Extract every line from the records below that contains the word "groovy".

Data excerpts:
* Start *

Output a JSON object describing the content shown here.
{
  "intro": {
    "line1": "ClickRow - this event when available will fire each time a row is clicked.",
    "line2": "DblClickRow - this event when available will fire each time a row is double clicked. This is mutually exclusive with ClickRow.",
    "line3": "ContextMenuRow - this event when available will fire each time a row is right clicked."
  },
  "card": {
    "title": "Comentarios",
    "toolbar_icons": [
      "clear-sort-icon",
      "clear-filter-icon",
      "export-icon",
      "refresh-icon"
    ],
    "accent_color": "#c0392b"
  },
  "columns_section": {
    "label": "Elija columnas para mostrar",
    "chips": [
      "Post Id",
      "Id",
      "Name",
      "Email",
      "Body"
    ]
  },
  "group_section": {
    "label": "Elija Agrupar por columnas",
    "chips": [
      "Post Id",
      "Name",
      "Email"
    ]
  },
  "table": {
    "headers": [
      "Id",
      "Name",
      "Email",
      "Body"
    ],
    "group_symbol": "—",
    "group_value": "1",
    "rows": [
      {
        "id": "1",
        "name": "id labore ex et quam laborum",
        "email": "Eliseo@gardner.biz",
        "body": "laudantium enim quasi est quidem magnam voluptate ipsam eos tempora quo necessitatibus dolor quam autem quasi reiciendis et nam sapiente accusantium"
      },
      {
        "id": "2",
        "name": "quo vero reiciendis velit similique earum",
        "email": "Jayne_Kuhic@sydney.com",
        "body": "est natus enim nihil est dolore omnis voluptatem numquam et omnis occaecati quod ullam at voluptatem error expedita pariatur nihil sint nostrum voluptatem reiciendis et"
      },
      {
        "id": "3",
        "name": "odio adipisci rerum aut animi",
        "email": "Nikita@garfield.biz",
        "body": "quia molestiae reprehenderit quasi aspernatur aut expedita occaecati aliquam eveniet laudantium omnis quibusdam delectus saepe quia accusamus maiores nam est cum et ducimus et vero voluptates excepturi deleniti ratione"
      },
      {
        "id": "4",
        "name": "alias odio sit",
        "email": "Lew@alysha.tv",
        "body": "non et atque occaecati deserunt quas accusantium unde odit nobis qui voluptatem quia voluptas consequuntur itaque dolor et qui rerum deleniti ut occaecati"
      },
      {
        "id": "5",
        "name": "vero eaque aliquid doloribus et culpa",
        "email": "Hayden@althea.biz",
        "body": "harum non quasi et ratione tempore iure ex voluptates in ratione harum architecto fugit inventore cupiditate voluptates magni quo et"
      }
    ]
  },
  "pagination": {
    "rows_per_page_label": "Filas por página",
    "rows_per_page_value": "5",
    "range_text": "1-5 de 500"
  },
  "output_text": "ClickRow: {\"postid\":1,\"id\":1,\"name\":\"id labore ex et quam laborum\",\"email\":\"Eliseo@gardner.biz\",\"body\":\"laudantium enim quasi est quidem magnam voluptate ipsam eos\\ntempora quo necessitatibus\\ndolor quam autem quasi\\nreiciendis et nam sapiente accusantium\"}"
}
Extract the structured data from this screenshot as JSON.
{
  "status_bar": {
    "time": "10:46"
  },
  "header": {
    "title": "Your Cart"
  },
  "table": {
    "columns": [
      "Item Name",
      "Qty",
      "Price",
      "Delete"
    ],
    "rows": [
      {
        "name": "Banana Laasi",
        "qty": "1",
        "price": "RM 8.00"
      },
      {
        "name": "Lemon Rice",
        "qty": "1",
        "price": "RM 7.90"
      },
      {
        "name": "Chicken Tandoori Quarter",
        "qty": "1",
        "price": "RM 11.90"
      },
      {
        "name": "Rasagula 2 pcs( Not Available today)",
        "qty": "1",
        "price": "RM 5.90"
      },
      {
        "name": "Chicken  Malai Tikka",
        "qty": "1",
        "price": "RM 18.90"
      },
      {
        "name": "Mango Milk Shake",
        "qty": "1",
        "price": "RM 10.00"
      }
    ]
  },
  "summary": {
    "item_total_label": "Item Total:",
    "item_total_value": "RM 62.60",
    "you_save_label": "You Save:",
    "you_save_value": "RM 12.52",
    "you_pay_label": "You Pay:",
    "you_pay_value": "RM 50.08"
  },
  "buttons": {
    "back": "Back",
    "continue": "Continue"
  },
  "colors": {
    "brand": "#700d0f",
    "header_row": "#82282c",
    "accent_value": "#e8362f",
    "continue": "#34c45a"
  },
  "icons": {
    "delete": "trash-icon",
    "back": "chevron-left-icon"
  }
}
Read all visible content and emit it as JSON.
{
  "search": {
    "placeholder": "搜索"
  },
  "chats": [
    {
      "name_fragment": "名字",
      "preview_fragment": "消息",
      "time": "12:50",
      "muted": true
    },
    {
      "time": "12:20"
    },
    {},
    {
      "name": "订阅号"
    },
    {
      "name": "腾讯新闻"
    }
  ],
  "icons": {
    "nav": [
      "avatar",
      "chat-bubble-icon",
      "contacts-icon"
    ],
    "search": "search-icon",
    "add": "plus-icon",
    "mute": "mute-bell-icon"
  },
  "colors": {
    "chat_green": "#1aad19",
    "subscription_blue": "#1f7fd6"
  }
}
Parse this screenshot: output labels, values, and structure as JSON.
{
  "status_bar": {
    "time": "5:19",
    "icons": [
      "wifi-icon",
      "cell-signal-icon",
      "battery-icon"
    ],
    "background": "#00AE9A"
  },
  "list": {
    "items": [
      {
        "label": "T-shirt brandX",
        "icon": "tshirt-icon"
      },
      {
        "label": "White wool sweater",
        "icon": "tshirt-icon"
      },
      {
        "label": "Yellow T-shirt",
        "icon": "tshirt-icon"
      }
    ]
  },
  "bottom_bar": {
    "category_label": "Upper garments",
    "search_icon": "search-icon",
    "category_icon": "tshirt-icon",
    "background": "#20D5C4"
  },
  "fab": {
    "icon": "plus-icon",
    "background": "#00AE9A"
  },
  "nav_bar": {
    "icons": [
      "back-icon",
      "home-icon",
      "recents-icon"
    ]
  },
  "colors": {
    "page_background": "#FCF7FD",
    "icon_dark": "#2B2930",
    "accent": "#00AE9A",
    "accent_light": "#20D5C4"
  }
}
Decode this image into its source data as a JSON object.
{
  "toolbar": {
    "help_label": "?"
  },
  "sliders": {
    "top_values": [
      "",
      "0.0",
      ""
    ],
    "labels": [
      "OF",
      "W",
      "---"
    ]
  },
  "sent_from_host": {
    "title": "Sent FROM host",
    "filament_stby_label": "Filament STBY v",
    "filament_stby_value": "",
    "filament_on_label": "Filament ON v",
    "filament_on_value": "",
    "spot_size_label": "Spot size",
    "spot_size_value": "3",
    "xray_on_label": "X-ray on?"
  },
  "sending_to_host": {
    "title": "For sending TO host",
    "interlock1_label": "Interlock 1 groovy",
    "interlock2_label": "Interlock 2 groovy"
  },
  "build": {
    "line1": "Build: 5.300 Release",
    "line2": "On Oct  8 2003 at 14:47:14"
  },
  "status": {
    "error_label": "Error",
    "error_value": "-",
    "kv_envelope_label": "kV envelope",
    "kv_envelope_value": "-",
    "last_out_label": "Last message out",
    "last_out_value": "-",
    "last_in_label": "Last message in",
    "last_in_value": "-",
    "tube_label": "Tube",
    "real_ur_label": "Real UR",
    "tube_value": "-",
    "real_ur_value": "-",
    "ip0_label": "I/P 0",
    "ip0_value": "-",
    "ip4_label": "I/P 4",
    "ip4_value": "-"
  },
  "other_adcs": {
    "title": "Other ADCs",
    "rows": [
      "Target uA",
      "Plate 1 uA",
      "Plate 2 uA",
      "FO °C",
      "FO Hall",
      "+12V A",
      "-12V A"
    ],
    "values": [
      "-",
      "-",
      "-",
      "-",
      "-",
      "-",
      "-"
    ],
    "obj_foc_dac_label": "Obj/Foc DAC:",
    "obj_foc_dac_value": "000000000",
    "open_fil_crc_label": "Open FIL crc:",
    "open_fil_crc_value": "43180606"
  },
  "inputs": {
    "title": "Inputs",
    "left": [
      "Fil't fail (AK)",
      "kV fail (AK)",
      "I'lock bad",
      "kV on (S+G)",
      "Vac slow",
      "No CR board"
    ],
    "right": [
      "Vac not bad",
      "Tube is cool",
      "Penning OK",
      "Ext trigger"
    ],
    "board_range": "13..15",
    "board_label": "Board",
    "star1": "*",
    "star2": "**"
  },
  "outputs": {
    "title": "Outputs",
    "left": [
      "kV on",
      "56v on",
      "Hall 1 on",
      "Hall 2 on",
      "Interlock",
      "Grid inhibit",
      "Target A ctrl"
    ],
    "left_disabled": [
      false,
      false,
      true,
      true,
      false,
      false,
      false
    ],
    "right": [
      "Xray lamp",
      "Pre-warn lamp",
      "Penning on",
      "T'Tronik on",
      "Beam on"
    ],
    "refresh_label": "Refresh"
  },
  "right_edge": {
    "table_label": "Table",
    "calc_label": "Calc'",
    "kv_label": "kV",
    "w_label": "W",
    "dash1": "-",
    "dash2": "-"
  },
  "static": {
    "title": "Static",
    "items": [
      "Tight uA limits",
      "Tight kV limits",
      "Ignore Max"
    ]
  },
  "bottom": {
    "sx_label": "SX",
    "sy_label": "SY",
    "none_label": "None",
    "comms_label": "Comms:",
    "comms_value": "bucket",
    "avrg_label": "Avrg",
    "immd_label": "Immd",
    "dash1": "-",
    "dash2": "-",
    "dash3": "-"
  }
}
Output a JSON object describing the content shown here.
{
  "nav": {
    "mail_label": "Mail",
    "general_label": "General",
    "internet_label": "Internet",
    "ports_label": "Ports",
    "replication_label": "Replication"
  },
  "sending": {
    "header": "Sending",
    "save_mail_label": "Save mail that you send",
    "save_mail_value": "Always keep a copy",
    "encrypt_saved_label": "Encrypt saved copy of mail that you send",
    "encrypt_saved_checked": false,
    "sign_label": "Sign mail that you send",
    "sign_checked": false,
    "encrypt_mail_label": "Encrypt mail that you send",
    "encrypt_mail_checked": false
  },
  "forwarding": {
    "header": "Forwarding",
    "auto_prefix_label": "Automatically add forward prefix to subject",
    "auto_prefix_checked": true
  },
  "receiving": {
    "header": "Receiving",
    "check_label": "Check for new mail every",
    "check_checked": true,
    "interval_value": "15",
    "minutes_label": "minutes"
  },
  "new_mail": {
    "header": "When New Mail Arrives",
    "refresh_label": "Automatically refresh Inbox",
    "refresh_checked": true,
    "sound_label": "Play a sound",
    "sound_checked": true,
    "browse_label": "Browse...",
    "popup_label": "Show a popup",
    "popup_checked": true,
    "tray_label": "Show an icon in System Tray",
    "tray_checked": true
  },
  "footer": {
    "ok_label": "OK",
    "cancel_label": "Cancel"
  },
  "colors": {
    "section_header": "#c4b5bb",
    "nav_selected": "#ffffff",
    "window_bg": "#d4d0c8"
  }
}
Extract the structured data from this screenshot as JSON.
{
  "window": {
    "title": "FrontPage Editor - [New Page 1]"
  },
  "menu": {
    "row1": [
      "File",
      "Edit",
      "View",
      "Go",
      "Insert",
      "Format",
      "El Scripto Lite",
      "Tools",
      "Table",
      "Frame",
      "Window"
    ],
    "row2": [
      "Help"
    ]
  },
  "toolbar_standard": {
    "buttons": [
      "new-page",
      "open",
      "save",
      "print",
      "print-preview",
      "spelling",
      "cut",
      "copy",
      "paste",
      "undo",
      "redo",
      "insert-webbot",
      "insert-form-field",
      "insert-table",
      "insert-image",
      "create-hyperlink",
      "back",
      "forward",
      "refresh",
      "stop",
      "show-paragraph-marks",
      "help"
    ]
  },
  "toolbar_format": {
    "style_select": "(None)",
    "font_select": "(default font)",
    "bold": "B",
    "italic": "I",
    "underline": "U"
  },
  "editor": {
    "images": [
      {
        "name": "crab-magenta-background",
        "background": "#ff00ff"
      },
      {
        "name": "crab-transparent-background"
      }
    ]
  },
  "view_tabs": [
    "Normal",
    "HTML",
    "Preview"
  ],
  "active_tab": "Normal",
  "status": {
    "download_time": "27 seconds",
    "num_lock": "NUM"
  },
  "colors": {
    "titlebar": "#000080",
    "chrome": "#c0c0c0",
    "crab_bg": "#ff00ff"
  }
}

* End *

= OUTPUT OF THE EXERCISE =
    "interlock1_label": "Interlock 1 groovy",
    "interlock2_label": "Interlock 2 groovy"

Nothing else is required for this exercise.